Task to complete: Wherever the string "name" appears in a line, extract that line.

---------- Records for this exercise

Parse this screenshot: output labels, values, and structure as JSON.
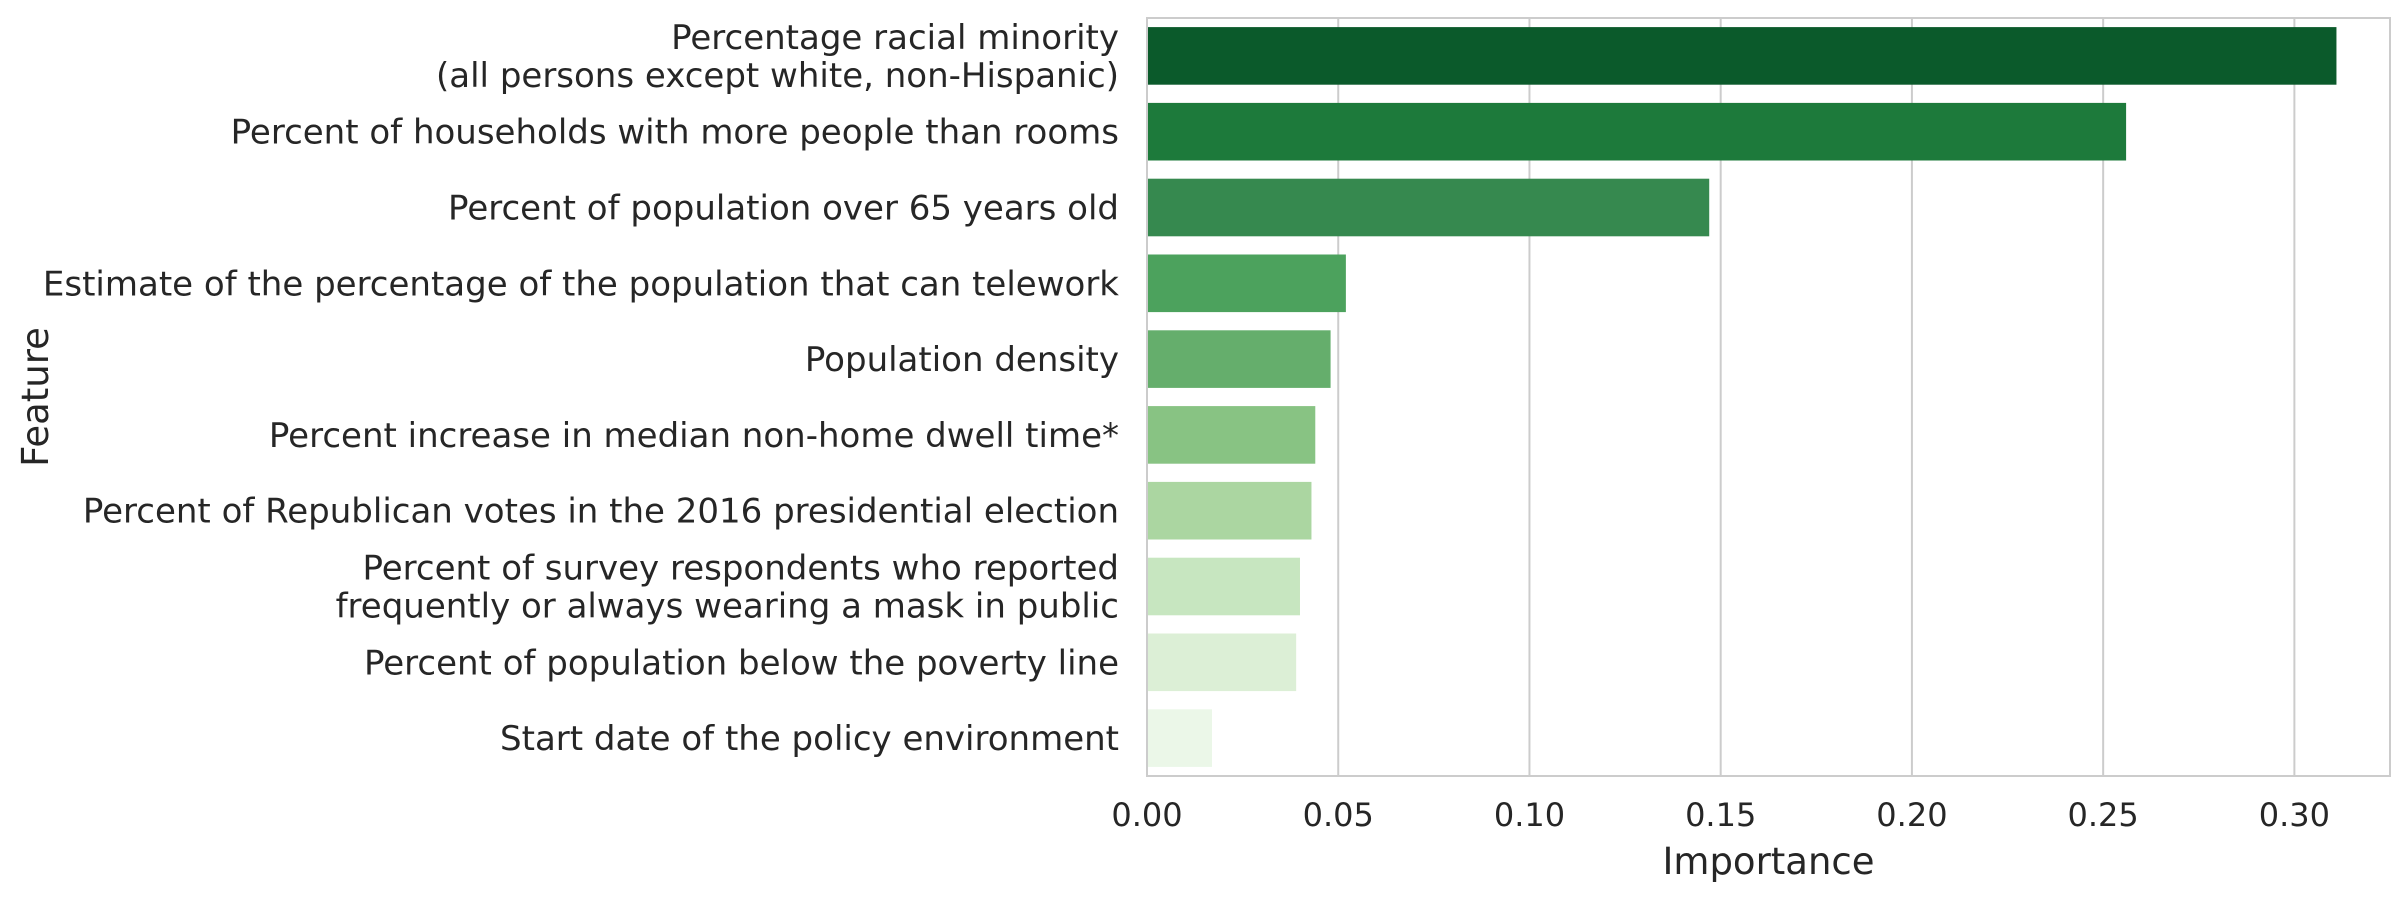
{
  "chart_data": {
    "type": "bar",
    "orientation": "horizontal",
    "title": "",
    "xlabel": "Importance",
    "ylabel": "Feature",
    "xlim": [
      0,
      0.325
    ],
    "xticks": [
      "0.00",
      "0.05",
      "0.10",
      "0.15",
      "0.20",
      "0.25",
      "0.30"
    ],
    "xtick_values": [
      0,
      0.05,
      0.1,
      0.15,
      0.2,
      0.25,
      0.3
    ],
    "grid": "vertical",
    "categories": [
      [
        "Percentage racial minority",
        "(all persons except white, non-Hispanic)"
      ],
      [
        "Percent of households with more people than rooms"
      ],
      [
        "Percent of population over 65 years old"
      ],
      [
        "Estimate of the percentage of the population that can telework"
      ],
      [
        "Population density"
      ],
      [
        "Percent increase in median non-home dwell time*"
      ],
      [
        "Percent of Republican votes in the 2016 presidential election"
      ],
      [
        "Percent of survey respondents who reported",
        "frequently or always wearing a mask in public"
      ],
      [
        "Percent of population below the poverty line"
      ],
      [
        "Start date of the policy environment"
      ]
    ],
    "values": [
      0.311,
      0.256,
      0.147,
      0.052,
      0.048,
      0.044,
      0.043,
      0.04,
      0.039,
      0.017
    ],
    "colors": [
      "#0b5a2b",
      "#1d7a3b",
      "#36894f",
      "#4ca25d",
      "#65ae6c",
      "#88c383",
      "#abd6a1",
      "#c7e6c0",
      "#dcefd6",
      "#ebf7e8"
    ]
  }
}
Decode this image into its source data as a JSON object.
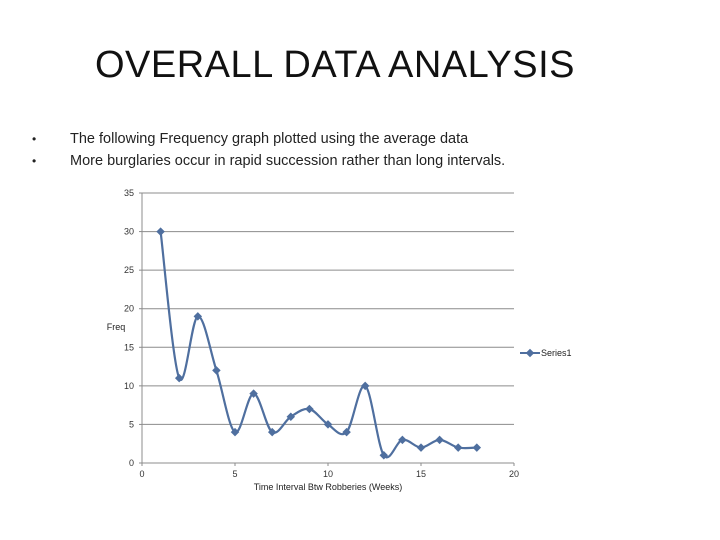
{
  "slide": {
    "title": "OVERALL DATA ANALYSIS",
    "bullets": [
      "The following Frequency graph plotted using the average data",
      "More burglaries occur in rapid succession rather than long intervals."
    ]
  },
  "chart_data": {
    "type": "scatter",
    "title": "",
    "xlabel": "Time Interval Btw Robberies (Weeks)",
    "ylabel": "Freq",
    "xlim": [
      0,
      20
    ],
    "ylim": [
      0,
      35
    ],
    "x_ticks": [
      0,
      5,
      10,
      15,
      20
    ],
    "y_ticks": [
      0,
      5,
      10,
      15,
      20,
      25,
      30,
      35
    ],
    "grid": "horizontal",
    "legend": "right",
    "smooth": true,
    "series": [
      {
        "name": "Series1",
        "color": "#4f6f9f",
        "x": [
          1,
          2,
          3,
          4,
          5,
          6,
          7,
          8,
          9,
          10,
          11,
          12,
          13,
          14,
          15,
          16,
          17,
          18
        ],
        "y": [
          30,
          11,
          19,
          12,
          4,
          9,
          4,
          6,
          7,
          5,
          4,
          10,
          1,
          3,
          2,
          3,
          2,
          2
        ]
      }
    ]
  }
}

--------------------
---------- Records for this exercise

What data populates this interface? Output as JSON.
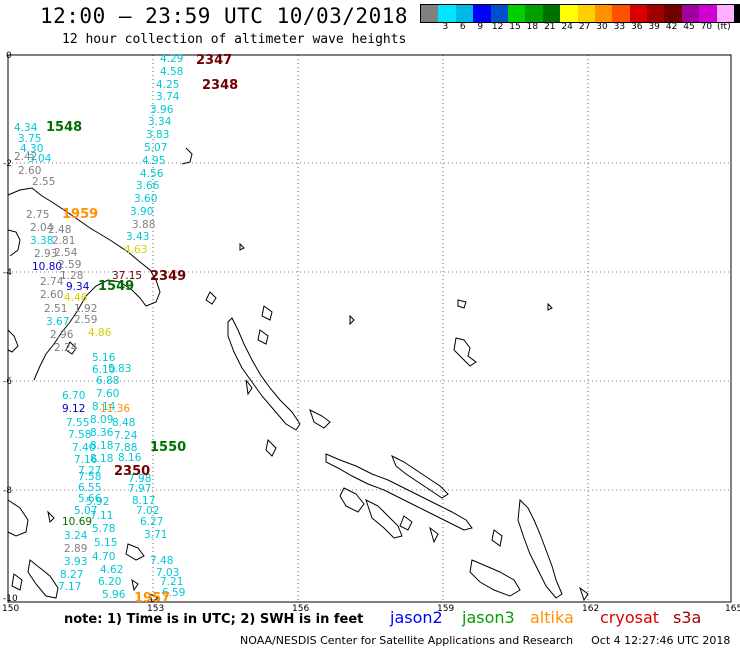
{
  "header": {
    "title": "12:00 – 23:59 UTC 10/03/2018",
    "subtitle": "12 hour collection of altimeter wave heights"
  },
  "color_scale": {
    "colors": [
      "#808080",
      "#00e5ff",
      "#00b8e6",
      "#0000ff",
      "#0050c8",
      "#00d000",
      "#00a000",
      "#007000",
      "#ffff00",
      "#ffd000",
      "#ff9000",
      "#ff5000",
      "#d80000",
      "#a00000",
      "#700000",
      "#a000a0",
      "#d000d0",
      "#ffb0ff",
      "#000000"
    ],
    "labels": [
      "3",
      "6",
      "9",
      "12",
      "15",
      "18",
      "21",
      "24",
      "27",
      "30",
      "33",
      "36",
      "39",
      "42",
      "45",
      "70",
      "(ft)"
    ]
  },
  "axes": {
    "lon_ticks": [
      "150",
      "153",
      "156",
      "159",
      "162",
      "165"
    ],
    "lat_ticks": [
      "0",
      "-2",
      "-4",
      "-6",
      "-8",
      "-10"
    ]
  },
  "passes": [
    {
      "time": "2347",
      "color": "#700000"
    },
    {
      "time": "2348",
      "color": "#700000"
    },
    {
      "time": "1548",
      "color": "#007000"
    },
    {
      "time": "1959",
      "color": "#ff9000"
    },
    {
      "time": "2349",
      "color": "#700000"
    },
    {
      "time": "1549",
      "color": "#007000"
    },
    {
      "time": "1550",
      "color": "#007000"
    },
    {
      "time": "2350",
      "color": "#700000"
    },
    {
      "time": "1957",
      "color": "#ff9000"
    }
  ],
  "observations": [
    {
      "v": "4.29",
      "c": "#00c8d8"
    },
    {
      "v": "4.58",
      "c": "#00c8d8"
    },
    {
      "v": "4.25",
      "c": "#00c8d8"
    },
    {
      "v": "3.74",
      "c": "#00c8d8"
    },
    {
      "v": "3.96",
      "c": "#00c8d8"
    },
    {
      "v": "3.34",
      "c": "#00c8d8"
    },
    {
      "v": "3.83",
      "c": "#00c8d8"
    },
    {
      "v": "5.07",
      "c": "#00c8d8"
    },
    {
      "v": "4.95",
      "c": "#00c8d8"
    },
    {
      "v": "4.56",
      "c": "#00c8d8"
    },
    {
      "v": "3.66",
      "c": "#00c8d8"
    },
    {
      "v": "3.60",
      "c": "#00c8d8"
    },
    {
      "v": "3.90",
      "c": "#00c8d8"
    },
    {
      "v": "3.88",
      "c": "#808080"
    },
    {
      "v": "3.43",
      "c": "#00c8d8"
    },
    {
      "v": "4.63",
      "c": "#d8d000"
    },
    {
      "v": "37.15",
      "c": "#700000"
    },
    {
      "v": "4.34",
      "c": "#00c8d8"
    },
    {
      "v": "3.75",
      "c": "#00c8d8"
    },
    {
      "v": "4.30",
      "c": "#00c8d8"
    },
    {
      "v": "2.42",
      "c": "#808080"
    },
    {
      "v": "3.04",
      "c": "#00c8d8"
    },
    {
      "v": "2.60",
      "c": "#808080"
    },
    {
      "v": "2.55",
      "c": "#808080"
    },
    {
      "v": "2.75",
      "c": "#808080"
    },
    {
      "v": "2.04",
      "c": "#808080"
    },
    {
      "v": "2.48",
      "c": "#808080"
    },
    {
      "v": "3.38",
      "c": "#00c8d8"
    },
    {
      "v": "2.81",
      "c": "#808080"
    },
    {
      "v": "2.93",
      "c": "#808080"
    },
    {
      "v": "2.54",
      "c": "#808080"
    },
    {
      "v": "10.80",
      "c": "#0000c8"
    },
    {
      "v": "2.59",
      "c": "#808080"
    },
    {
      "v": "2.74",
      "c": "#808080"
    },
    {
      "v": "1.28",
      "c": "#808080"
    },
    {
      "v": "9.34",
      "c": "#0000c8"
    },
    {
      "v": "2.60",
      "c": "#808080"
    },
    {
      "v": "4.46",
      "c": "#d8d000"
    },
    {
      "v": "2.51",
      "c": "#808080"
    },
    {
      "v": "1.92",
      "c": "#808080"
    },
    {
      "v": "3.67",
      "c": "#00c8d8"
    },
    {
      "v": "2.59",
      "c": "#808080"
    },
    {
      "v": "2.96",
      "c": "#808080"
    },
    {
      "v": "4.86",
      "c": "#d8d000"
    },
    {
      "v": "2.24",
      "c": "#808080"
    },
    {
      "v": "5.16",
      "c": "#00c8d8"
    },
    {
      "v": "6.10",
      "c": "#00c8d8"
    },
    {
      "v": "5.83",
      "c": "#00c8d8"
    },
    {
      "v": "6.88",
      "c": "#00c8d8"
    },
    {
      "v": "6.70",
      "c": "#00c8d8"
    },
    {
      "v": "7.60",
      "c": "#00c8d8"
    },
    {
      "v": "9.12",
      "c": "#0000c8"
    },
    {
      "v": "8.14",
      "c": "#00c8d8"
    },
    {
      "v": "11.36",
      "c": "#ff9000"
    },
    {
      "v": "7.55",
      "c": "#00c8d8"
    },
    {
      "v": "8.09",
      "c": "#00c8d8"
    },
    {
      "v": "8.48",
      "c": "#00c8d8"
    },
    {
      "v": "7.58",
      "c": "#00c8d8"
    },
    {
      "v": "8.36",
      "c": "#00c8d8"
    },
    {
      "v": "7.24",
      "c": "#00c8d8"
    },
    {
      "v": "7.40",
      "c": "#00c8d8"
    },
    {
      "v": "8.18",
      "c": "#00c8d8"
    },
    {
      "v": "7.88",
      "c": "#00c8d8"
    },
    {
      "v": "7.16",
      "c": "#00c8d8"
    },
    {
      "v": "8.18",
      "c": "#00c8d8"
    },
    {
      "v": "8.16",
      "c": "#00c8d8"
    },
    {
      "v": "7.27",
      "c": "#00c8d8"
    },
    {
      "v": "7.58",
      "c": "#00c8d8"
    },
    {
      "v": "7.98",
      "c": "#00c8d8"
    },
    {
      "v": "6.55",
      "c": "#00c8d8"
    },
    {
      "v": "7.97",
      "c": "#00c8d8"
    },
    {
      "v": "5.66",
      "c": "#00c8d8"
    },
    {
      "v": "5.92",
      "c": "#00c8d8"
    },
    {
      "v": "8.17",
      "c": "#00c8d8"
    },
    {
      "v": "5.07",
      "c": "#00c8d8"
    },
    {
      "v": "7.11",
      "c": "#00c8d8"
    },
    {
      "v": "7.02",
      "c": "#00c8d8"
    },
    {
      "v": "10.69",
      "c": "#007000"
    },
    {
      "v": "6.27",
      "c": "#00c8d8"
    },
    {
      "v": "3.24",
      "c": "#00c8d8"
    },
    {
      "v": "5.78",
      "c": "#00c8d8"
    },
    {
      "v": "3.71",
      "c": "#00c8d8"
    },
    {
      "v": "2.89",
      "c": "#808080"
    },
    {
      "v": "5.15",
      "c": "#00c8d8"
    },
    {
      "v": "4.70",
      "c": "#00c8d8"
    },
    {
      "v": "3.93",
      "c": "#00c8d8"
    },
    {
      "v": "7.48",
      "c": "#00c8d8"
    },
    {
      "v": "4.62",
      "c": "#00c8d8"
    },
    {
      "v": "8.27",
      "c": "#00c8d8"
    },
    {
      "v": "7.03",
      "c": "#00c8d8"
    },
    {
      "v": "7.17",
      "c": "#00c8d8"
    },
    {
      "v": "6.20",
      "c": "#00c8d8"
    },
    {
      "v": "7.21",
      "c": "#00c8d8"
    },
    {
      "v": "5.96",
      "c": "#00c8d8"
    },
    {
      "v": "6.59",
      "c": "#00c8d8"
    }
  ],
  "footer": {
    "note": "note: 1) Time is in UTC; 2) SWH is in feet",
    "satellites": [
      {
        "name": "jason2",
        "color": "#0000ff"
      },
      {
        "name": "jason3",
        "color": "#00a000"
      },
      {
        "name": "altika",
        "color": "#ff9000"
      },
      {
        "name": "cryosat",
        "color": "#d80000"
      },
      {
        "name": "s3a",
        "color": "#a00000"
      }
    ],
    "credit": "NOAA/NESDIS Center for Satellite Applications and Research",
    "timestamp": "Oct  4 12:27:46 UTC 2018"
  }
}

--------------------
---------- Records for this exercise

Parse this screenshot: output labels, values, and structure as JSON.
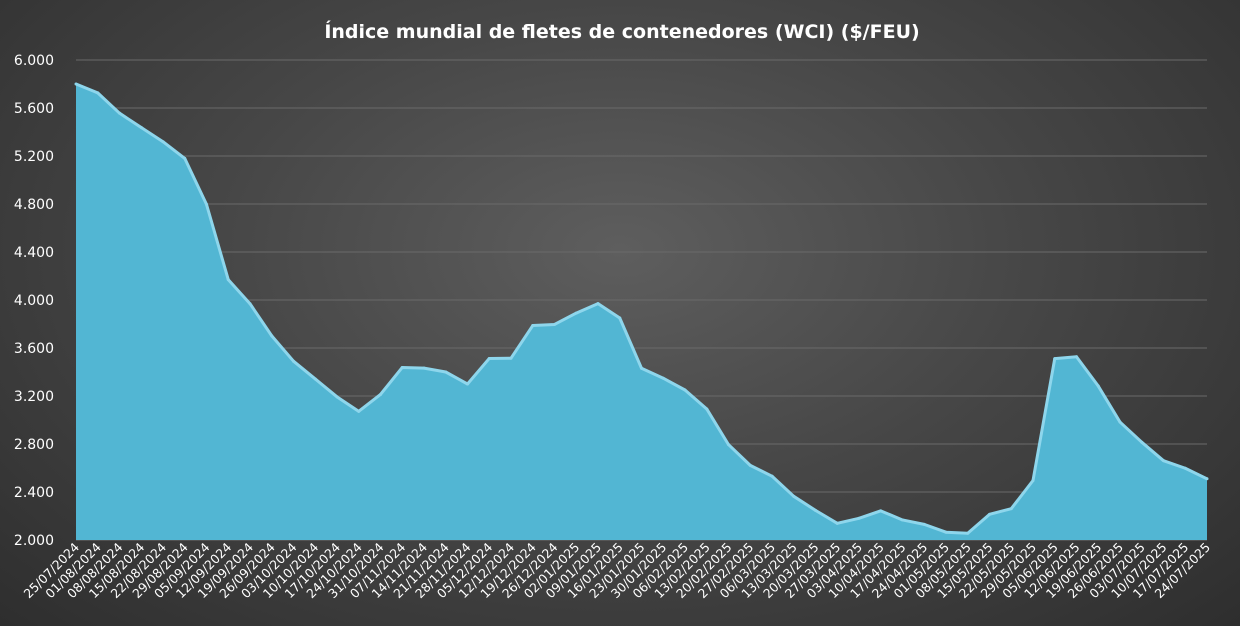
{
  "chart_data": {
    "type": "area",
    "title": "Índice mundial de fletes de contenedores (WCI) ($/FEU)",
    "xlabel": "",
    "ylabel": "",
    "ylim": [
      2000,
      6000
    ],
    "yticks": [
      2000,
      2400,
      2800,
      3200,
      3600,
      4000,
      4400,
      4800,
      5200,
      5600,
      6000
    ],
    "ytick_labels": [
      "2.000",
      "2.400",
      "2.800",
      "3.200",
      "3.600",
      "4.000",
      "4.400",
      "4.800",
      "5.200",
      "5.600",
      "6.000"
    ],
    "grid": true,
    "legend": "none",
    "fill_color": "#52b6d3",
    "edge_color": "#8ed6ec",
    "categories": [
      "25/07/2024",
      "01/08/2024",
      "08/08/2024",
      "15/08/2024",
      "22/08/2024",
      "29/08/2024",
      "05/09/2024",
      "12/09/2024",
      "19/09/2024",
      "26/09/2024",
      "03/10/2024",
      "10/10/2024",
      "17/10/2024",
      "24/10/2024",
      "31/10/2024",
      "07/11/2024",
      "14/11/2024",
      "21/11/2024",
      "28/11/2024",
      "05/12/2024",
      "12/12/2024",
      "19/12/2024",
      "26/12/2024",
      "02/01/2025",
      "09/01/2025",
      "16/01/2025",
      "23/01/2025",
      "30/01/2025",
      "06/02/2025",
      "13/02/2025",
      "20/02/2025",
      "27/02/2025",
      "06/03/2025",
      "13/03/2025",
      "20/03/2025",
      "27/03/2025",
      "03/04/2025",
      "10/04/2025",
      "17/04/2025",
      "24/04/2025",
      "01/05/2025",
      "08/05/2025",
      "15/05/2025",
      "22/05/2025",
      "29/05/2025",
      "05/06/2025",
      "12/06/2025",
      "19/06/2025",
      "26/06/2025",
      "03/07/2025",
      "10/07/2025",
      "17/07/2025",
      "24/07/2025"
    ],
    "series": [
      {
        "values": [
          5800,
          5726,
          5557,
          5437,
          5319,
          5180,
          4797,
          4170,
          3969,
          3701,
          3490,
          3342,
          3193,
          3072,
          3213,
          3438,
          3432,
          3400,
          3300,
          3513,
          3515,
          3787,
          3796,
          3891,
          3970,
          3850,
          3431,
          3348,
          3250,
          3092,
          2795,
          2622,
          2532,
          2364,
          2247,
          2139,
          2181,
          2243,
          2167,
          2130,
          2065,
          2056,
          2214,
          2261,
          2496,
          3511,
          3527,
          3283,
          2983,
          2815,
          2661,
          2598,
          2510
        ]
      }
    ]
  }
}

--------------------

Complete output:
        "name": "Series1",
        "name": "jason2",
        "name": "jason3",
        "name": "altika",
        "name": "cryosat",
        "name": "s3a",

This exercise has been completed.